WORK TO BE COMPLETED. Select all lines with the string "Read" in them, and copy those lines.

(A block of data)
________________

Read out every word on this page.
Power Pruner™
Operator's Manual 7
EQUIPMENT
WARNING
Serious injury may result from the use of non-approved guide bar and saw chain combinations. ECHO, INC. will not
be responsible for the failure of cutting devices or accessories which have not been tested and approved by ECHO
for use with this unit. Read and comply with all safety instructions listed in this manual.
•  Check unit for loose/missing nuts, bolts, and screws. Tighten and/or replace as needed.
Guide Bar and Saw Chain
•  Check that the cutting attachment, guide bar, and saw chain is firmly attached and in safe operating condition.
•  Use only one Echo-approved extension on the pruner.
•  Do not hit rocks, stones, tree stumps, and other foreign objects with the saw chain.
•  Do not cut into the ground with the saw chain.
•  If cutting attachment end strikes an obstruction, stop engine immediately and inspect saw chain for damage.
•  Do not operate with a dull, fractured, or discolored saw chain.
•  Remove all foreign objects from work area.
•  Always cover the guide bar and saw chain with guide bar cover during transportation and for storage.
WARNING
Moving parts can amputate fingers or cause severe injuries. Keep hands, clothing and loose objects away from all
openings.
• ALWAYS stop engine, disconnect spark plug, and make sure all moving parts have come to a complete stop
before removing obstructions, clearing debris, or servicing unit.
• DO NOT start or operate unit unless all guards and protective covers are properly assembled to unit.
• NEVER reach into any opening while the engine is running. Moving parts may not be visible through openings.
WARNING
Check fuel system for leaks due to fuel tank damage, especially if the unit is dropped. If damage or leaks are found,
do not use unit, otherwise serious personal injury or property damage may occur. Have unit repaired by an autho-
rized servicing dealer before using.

________________

ANSWER TO THIS PROBLEM.
Read out every word on this page.
for use with this unit. Read and comply with all safety instructions listed in this manual.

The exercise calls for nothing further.